== Given exercise ==
Could you print every record below exactly as it appears?

Records from a dataset:
══════════
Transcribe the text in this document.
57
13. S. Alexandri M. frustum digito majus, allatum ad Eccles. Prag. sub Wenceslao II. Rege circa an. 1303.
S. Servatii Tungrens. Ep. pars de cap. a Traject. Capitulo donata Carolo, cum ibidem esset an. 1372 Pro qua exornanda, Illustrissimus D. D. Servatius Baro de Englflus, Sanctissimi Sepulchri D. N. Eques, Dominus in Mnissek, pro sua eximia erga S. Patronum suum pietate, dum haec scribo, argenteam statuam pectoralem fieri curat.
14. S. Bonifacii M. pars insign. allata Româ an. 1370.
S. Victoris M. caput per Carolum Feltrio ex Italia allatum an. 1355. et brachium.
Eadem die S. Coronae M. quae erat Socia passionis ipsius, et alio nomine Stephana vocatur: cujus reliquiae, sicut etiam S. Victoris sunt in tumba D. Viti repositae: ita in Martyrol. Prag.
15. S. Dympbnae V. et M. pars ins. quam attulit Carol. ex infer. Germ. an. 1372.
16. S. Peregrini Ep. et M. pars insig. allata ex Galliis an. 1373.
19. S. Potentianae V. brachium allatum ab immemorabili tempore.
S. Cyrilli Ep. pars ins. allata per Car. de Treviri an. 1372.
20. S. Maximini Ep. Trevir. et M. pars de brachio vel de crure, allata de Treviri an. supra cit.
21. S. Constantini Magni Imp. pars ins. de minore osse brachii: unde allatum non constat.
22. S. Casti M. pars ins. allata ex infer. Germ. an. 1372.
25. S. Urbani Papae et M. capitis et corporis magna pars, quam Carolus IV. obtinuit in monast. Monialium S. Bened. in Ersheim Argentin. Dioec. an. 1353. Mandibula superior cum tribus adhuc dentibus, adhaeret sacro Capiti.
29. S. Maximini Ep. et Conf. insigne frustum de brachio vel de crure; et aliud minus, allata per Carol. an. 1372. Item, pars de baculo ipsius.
══════════
== Output of the task ==
Transcribe the text in this document.
57
13. S. Alexandri M. frustum digito majus, allatum ad Eccles. Prag. sub Wenceslao II. Rege circa an. 1303.
S. Servatii Tungrens. Ep. pars de cap. a Traject. Capitulo donata Carolo, cum ibidem esset an. 1372 Pro qua exornanda, Illustrissimus D. D. Servatius Baro de Englflus, Sanctissimi Sepulchri D. N. Eques, Dominus in Mnissek, pro sua eximia erga S. Patronum suum pietate, dum haec scribo, argenteam statuam pectoralem fieri curat.
14. S. Bonifacii M. pars insign. allata Româ an. 1370.
S. Victoris M. caput per Carolum Feltrio ex Italia allatum an. 1355. et brachium.
Eadem die S. Coronae M. quae erat Socia passionis ipsius, et alio nomine Stephana vocatur: cujus reliquiae, sicut etiam S. Victoris sunt in tumba D. Viti repositae: ita in Martyrol. Prag.
15. S. Dympbnae V. et M. pars ins. quam attulit Carol. ex infer. Germ. an. 1372.
16. S. Peregrini Ep. et M. pars insig. allata ex Galliis an. 1373.
19. S. Potentianae V. brachium allatum ab immemorabili tempore.
S. Cyrilli Ep. pars ins. allata per Car. de Treviri an. 1372.
20. S. Maximini Ep. Trevir. et M. pars de brachio vel de crure, allata de Treviri an. supra cit.
21. S. Constantini Magni Imp. pars ins. de minore osse brachii: unde allatum non constat.
22. S. Casti M. pars ins. allata ex infer. Germ. an. 1372.
25. S. Urbani Papae et M. capitis et corporis magna pars, quam Carolus IV. obtinuit in monast. Monialium S. Bened. in Ersheim Argentin. Dioec. an. 1353. Mandibula superior cum tribus adhuc dentibus, adhaeret sacro Capiti.
29. S. Maximini Ep. et Conf. insigne frustum de brachio vel de crure; et aliud minus, allata per Carol. an. 1372. Item, pars de baculo ipsius.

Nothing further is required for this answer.